┌─ DATA ROWS
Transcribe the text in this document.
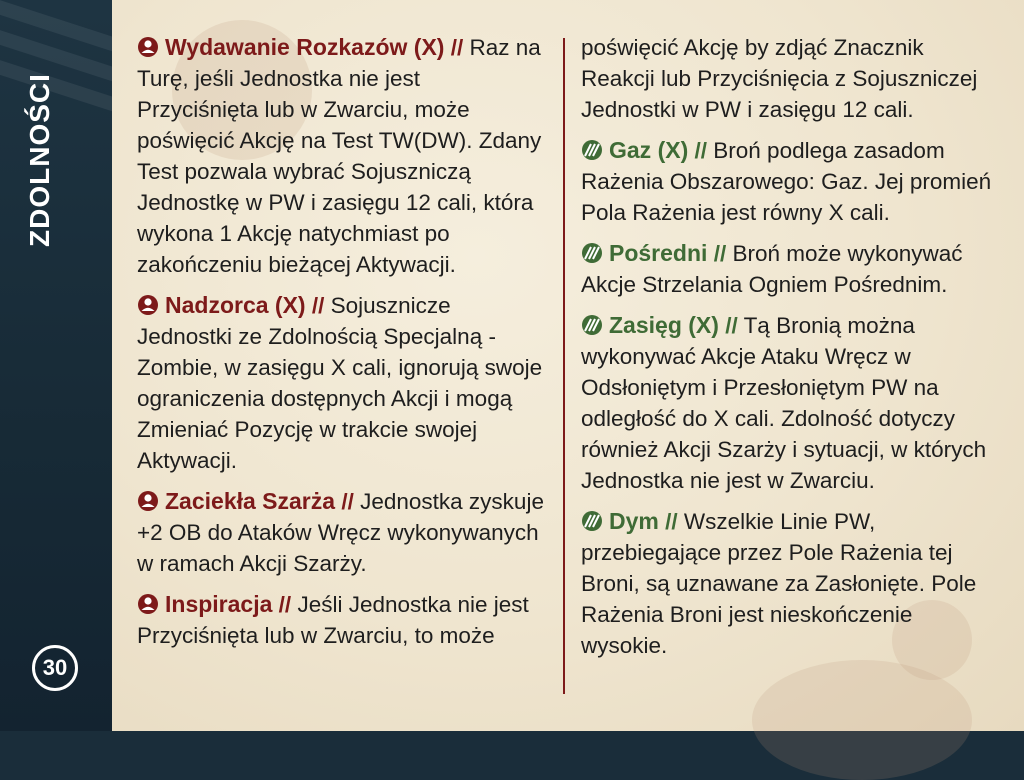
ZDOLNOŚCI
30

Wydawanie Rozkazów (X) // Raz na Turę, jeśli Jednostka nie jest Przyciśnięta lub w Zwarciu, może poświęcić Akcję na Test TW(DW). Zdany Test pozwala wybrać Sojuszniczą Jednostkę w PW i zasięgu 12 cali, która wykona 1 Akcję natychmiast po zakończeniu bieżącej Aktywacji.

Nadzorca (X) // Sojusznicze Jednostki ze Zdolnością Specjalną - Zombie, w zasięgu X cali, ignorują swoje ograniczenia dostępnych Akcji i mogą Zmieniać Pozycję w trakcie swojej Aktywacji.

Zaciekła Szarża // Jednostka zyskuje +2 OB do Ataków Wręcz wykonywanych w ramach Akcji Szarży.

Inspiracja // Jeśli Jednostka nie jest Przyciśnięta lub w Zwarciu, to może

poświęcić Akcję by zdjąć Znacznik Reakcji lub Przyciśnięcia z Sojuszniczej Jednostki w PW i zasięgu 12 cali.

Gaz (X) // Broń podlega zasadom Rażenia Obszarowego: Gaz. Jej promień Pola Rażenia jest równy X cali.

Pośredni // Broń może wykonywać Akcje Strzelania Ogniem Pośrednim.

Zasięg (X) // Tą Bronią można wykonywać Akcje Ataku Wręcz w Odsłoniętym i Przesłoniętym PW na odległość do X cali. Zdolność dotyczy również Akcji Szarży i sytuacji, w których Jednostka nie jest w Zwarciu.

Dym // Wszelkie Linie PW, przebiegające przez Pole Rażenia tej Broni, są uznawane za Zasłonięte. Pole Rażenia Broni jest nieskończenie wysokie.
└─
┌─ DATA ROWS
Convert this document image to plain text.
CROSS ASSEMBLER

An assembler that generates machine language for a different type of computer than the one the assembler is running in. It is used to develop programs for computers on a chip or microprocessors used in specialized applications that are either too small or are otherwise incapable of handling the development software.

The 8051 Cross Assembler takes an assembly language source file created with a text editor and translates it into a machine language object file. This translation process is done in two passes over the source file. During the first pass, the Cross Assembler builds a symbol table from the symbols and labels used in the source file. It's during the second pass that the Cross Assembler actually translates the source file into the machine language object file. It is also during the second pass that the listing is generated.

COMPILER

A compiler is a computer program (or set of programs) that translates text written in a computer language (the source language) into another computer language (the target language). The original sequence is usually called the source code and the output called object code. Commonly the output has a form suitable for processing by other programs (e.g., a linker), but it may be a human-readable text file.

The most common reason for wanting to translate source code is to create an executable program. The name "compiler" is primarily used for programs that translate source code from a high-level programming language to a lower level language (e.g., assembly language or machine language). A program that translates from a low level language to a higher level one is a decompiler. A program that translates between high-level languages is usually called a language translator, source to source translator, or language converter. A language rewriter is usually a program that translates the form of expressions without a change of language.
└─
┌─ DATA ROWS
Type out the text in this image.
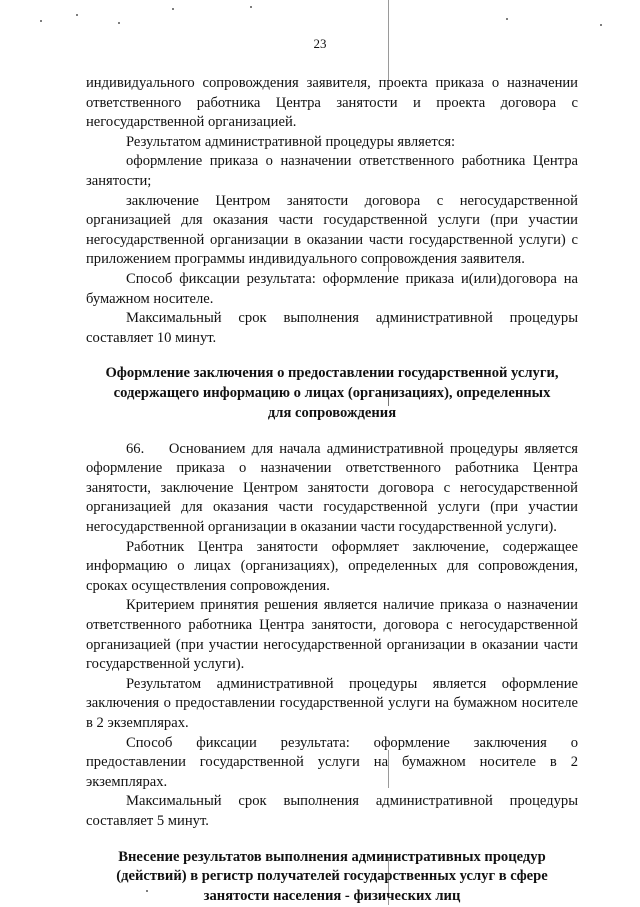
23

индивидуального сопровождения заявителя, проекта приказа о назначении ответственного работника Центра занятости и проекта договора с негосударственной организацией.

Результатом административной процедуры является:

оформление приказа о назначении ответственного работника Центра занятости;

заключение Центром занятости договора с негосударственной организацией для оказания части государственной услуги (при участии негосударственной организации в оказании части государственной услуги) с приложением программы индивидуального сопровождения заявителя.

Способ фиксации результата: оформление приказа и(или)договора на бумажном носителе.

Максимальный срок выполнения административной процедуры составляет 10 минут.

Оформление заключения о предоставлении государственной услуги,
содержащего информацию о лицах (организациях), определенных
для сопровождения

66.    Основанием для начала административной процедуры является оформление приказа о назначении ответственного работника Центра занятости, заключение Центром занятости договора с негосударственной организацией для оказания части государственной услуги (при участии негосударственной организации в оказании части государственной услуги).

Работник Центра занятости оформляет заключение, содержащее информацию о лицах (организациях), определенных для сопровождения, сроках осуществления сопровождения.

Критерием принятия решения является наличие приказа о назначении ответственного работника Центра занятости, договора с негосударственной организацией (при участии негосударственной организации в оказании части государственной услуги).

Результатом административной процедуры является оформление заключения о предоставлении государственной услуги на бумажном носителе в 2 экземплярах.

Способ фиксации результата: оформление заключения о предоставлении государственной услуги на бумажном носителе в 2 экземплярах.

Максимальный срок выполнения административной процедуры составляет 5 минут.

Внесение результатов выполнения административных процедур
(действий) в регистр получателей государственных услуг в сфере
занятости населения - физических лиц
└─
Extract each line holding the string "document".

Transcribe the text in this document.
Convert this document image to plain text.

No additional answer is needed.